What you are asked to do — Reproduce every entry exactly.

Data for processing —
_ _ _ _ _ _ _

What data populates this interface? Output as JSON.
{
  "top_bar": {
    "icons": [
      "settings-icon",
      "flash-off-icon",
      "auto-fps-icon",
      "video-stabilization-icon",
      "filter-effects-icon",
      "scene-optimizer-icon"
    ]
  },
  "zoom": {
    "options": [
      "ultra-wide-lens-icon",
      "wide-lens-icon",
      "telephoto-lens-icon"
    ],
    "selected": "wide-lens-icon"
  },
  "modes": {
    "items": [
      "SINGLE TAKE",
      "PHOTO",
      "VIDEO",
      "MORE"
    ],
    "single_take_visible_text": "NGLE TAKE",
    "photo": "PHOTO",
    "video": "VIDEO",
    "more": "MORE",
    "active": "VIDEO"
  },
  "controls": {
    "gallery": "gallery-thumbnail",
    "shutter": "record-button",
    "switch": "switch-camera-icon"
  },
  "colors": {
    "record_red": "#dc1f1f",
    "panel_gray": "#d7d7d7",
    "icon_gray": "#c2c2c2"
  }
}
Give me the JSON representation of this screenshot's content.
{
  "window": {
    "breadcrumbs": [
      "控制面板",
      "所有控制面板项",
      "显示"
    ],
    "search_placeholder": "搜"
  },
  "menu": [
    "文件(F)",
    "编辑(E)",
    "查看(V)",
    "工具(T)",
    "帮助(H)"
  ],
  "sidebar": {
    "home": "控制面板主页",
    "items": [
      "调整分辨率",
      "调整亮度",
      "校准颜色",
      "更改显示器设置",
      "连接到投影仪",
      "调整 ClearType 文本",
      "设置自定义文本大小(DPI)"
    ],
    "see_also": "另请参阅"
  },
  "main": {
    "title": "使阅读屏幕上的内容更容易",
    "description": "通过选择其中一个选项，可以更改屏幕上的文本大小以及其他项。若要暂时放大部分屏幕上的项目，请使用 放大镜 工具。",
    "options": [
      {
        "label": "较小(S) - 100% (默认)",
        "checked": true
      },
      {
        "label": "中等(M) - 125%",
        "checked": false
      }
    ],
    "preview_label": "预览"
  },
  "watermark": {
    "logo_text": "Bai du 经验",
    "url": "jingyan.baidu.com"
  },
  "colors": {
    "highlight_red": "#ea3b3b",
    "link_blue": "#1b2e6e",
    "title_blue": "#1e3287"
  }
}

_ _ _ _ _ _ _

The result —
What data populates this interface? Output as JSON.
{
  "top_bar": {
    "icons": [
      "settings-icon",
      "flash-off-icon",
      "auto-fps-icon",
      "video-stabilization-icon",
      "filter-effects-icon",
      "scene-optimizer-icon"
    ]
  },
  "zoom": {
    "options": [
      "ultra-wide-lens-icon",
      "wide-lens-icon",
      "telephoto-lens-icon"
    ],
    "selected": "wide-lens-icon"
  },
  "modes": {
    "items": [
      "SINGLE TAKE",
      "PHOTO",
      "VIDEO",
      "MORE"
    ],
    "single_take_visible_text": "NGLE TAKE",
    "photo": "PHOTO",
    "video": "VIDEO",
    "more": "MORE",
    "active": "VIDEO"
  },
  "controls": {
    "gallery": "gallery-thumbnail",
    "shutter": "record-button",
    "switch": "switch-camera-icon"
  },
  "colors": {
    "record_red": "#dc1f1f",
    "panel_gray": "#d7d7d7",
    "icon_gray": "#c2c2c2"
  }
}
Give me the JSON representation of this screenshot's content.
{
  "window": {
    "breadcrumbs": [
      "控制面板",
      "所有控制面板项",
      "显示"
    ],
    "search_placeholder": "搜"
  },
  "menu": [
    "文件(F)",
    "编辑(E)",
    "查看(V)",
    "工具(T)",
    "帮助(H)"
  ],
  "sidebar": {
    "home": "控制面板主页",
    "items": [
      "调整分辨率",
      "调整亮度",
      "校准颜色",
      "更改显示器设置",
      "连接到投影仪",
      "调整 ClearType 文本",
      "设置自定义文本大小(DPI)"
    ],
    "see_also": "另请参阅"
  },
  "main": {
    "title": "使阅读屏幕上的内容更容易",
    "description": "通过选择其中一个选项，可以更改屏幕上的文本大小以及其他项。若要暂时放大部分屏幕上的项目，请使用 放大镜 工具。",
    "options": [
      {
        "label": "较小(S) - 100% (默认)",
        "checked": true
      },
      {
        "label": "中等(M) - 125%",
        "checked": false
      }
    ],
    "preview_label": "预览"
  },
  "watermark": {
    "logo_text": "Bai du 经验",
    "url": "jingyan.baidu.com"
  },
  "colors": {
    "highlight_red": "#ea3b3b",
    "link_blue": "#1b2e6e",
    "title_blue": "#1e3287"
  }
}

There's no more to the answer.